--- Short exercise ---
From the listing below, extract every line containing "Mexico".

Entries from a visual dataset:
* begin *

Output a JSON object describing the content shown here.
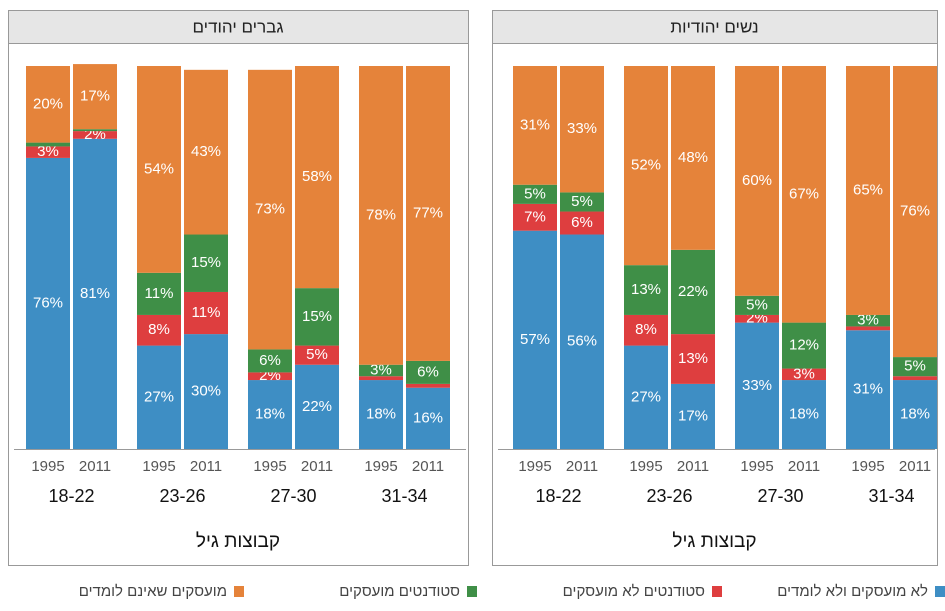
{
  "chart_data": [
    {
      "type": "bar",
      "stacked": true,
      "title": "גברים יהודים",
      "categories": [
        "1995",
        "2011",
        "1995",
        "2011",
        "1995",
        "2011",
        "1995",
        "2011"
      ],
      "groups": [
        "18-22",
        "23-26",
        "27-30",
        "31-34"
      ],
      "xlabel": "קבוצות גיל",
      "ylim": [
        0,
        100
      ],
      "series": [
        {
          "values": [
            76,
            81,
            27,
            30,
            18,
            22,
            18,
            16
          ],
          "value_labels": [
            "76%",
            "81%",
            "27%",
            "30%",
            "18%",
            "22%",
            "18%",
            "16%"
          ]
        },
        {
          "values": [
            3,
            2,
            8,
            11,
            2,
            5,
            1,
            1
          ],
          "value_labels": [
            "3%",
            "2%",
            "8%",
            "11%",
            "2%",
            "5%",
            null,
            null
          ]
        },
        {
          "values": [
            1,
            0.5,
            11,
            15,
            6,
            15,
            3,
            6
          ],
          "value_labels": [
            null,
            null,
            "11%",
            "15%",
            "6%",
            "15%",
            "3%",
            "6%"
          ]
        },
        {
          "values": [
            20,
            17,
            54,
            43,
            73,
            58,
            78,
            77
          ],
          "value_labels": [
            "20%",
            "17%",
            "54%",
            "43%",
            "73%",
            "58%",
            "78%",
            "77%"
          ]
        }
      ]
    },
    {
      "type": "bar",
      "stacked": true,
      "title": "נשים יהודיות",
      "categories": [
        "1995",
        "2011",
        "1995",
        "2011",
        "1995",
        "2011",
        "1995",
        "2011"
      ],
      "groups": [
        "18-22",
        "23-26",
        "27-30",
        "31-34"
      ],
      "xlabel": "קבוצות גיל",
      "ylim": [
        0,
        100
      ],
      "series": [
        {
          "values": [
            57,
            56,
            27,
            17,
            33,
            18,
            31,
            18
          ],
          "value_labels": [
            "57%",
            "56%",
            "27%",
            "17%",
            "33%",
            "18%",
            "31%",
            "18%"
          ]
        },
        {
          "values": [
            7,
            6,
            8,
            13,
            2,
            3,
            1,
            1
          ],
          "value_labels": [
            "7%",
            "6%",
            "8%",
            "13%",
            "2%",
            "3%",
            null,
            null
          ]
        },
        {
          "values": [
            5,
            5,
            13,
            22,
            5,
            12,
            3,
            5
          ],
          "value_labels": [
            "5%",
            "5%",
            "13%",
            "22%",
            "5%",
            "12%",
            "3%",
            "5%"
          ]
        },
        {
          "values": [
            31,
            33,
            52,
            48,
            60,
            67,
            65,
            76
          ],
          "value_labels": [
            "31%",
            "33%",
            "52%",
            "48%",
            "60%",
            "67%",
            "65%",
            "76%"
          ]
        }
      ]
    }
  ],
  "legend": [
    {
      "name": "לא מועסקים ולא לומדים",
      "color": "#3e8ec4"
    },
    {
      "name": "סטודנטים לא מועסקים",
      "color": "#de3e3f"
    },
    {
      "name": "סטודנטים מועסקים",
      "color": "#3f8f47"
    },
    {
      "name": "מועסקים שאינם לומדים",
      "color": "#e5833a"
    }
  ]
}
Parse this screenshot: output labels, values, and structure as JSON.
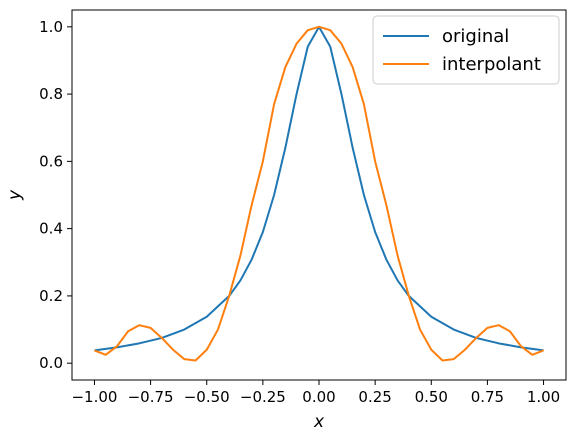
{
  "chart_data": {
    "type": "line",
    "title": "",
    "xlabel": "x",
    "ylabel": "y",
    "xlim": [
      -1.1,
      1.1
    ],
    "ylim": [
      -0.05,
      1.05
    ],
    "x_ticks": [
      -1.0,
      -0.75,
      -0.5,
      -0.25,
      0.0,
      0.25,
      0.5,
      0.75,
      1.0
    ],
    "x_tick_labels": [
      "−1.00",
      "−0.75",
      "−0.50",
      "−0.25",
      "0.00",
      "0.25",
      "0.50",
      "0.75",
      "1.00"
    ],
    "y_ticks": [
      0.0,
      0.2,
      0.4,
      0.6,
      0.8,
      1.0
    ],
    "y_tick_labels": [
      "0.0",
      "0.2",
      "0.4",
      "0.6",
      "0.8",
      "1.0"
    ],
    "grid": false,
    "legend_position": "top-right",
    "series": [
      {
        "name": "original",
        "color": "#1f77b4",
        "x": [
          -1.0,
          -0.9,
          -0.8,
          -0.7,
          -0.6,
          -0.5,
          -0.4,
          -0.35,
          -0.3,
          -0.25,
          -0.2,
          -0.15,
          -0.1,
          -0.05,
          0.0,
          0.05,
          0.1,
          0.15,
          0.2,
          0.25,
          0.3,
          0.35,
          0.4,
          0.5,
          0.6,
          0.7,
          0.8,
          0.9,
          1.0
        ],
        "y": [
          0.038,
          0.047,
          0.059,
          0.075,
          0.1,
          0.138,
          0.2,
          0.246,
          0.308,
          0.39,
          0.5,
          0.64,
          0.8,
          0.941,
          1.0,
          0.941,
          0.8,
          0.64,
          0.5,
          0.39,
          0.308,
          0.246,
          0.2,
          0.138,
          0.1,
          0.075,
          0.059,
          0.047,
          0.038
        ]
      },
      {
        "name": "interpolant",
        "color": "#ff7f0e",
        "x": [
          -1.0,
          -0.95,
          -0.9,
          -0.85,
          -0.8,
          -0.75,
          -0.7,
          -0.65,
          -0.6,
          -0.55,
          -0.5,
          -0.45,
          -0.4,
          -0.35,
          -0.3,
          -0.25,
          -0.2,
          -0.15,
          -0.1,
          -0.05,
          0.0,
          0.05,
          0.1,
          0.15,
          0.2,
          0.25,
          0.3,
          0.35,
          0.4,
          0.45,
          0.5,
          0.55,
          0.6,
          0.65,
          0.7,
          0.75,
          0.8,
          0.85,
          0.9,
          0.95,
          1.0
        ],
        "y": [
          0.038,
          0.025,
          0.05,
          0.095,
          0.113,
          0.105,
          0.075,
          0.04,
          0.012,
          0.008,
          0.04,
          0.1,
          0.2,
          0.32,
          0.47,
          0.6,
          0.77,
          0.88,
          0.95,
          0.99,
          1.0,
          0.99,
          0.95,
          0.88,
          0.77,
          0.6,
          0.47,
          0.32,
          0.2,
          0.1,
          0.04,
          0.008,
          0.012,
          0.04,
          0.075,
          0.105,
          0.113,
          0.095,
          0.05,
          0.025,
          0.038
        ]
      }
    ]
  }
}
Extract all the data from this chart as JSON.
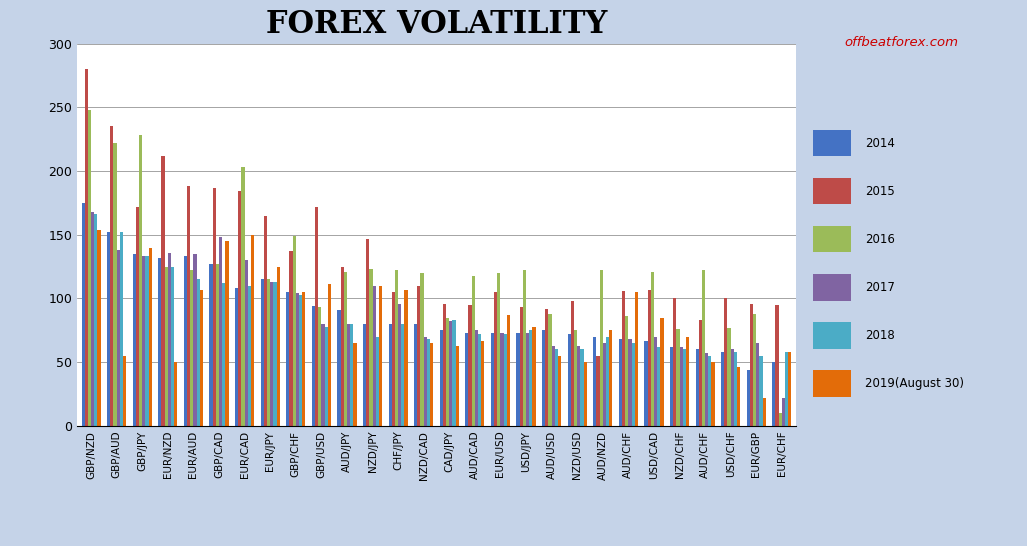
{
  "title": "FOREX VOLATILITY",
  "watermark": "offbeatforex.com",
  "categories": [
    "GBP/NZD",
    "GBP/AUD",
    "GBP/JPY",
    "EUR/NZD",
    "EUR/AUD",
    "GBP/CAD",
    "EUR/CAD",
    "EUR/JPY",
    "GBP/CHF",
    "GBP/USD",
    "AUD/JPY",
    "NZD/JPY",
    "CHF/JPY",
    "NZD/CAD",
    "CAD/JPY",
    "AUD/CAD",
    "EUR/USD",
    "USD/JPY",
    "AUD/USD",
    "NZD/USD",
    "AUD/NZD",
    "AUD/CHF",
    "USD/CAD",
    "NZD/CHF",
    "AUD/CHF",
    "USD/CHF",
    "EUR/GBP",
    "EUR/CHF"
  ],
  "series": {
    "2014": [
      175,
      152,
      135,
      132,
      133,
      127,
      108,
      115,
      105,
      94,
      91,
      80,
      80,
      80,
      75,
      73,
      73,
      73,
      75,
      72,
      70,
      68,
      67,
      62,
      60,
      58,
      44,
      50
    ],
    "2015": [
      280,
      235,
      172,
      212,
      188,
      187,
      184,
      165,
      137,
      172,
      125,
      147,
      105,
      110,
      96,
      95,
      105,
      93,
      92,
      98,
      55,
      106,
      107,
      100,
      83,
      100,
      96,
      95
    ],
    "2016": [
      248,
      222,
      228,
      125,
      122,
      127,
      203,
      115,
      149,
      93,
      121,
      123,
      122,
      120,
      85,
      118,
      120,
      122,
      88,
      75,
      122,
      86,
      121,
      76,
      122,
      77,
      88,
      10
    ],
    "2017": [
      168,
      138,
      133,
      136,
      135,
      148,
      130,
      113,
      104,
      80,
      80,
      110,
      96,
      70,
      82,
      75,
      73,
      73,
      63,
      63,
      65,
      68,
      70,
      62,
      57,
      60,
      65,
      22
    ],
    "2018": [
      166,
      152,
      133,
      125,
      115,
      112,
      110,
      113,
      103,
      78,
      80,
      70,
      80,
      68,
      83,
      72,
      72,
      75,
      60,
      60,
      70,
      65,
      62,
      60,
      55,
      58,
      55,
      58
    ],
    "2019(August 30)": [
      154,
      55,
      140,
      50,
      107,
      145,
      150,
      125,
      105,
      111,
      65,
      110,
      107,
      65,
      63,
      67,
      87,
      78,
      55,
      50,
      75,
      105,
      85,
      70,
      50,
      46,
      22,
      58
    ]
  },
  "series_colors": {
    "2014": "#4472C4",
    "2015": "#BE4B48",
    "2016": "#9BBB59",
    "2017": "#8064A2",
    "2018": "#4BACC6",
    "2019(August 30)": "#E36C09"
  },
  "ylim": [
    0,
    300
  ],
  "yticks": [
    0,
    50,
    100,
    150,
    200,
    250,
    300
  ],
  "background_color": "#FFFFFF",
  "outer_background": "#C5D3E8",
  "title_fontsize": 22,
  "watermark_color": "#CC0000"
}
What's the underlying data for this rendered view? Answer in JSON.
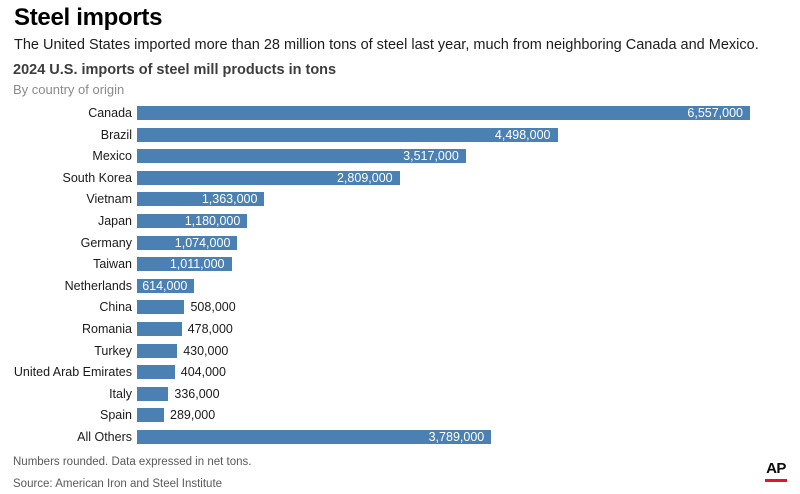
{
  "header": {
    "title": "Steel imports",
    "subtitle": "The United States imported more than 28 million tons of steel last year, much from neighboring Canada and Mexico."
  },
  "chart_data": {
    "type": "bar",
    "orientation": "horizontal",
    "title": "2024 U.S. imports of steel mill products in tons",
    "subtitle": "By country of origin",
    "categories": [
      "Canada",
      "Brazil",
      "Mexico",
      "South Korea",
      "Vietnam",
      "Japan",
      "Germany",
      "Taiwan",
      "Netherlands",
      "China",
      "Romania",
      "Turkey",
      "United Arab Emirates",
      "Italy",
      "Spain",
      "All Others"
    ],
    "values": [
      6557000,
      4498000,
      3517000,
      2809000,
      1363000,
      1180000,
      1074000,
      1011000,
      614000,
      508000,
      478000,
      430000,
      404000,
      336000,
      289000,
      3789000
    ],
    "value_labels": [
      "6,557,000",
      "4,498,000",
      "3,517,000",
      "2,809,000",
      "1,363,000",
      "1,180,000",
      "1,074,000",
      "1,011,000",
      "614,000",
      "508,000",
      "478,000",
      "430,000",
      "404,000",
      "336,000",
      "289,000",
      "3,789,000"
    ],
    "xlim": [
      0,
      6557000
    ],
    "grid": false,
    "legend": false,
    "bar_color": "#4a80b2",
    "inside_label_color": "#ffffff",
    "outside_label_color": "#1a1a1a",
    "inside_label_min": 600000
  },
  "footer": {
    "note": "Numbers rounded. Data expressed in net tons.",
    "source": "Source: American Iron and Steel Institute",
    "logo": "AP",
    "logo_underline_color": "#e8112d"
  }
}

* end *

--- Task answer ---
    "subtitle": "The United States imported more than 28 million tons of steel last year, much from neighboring Canada and Mexico."
      "Mexico",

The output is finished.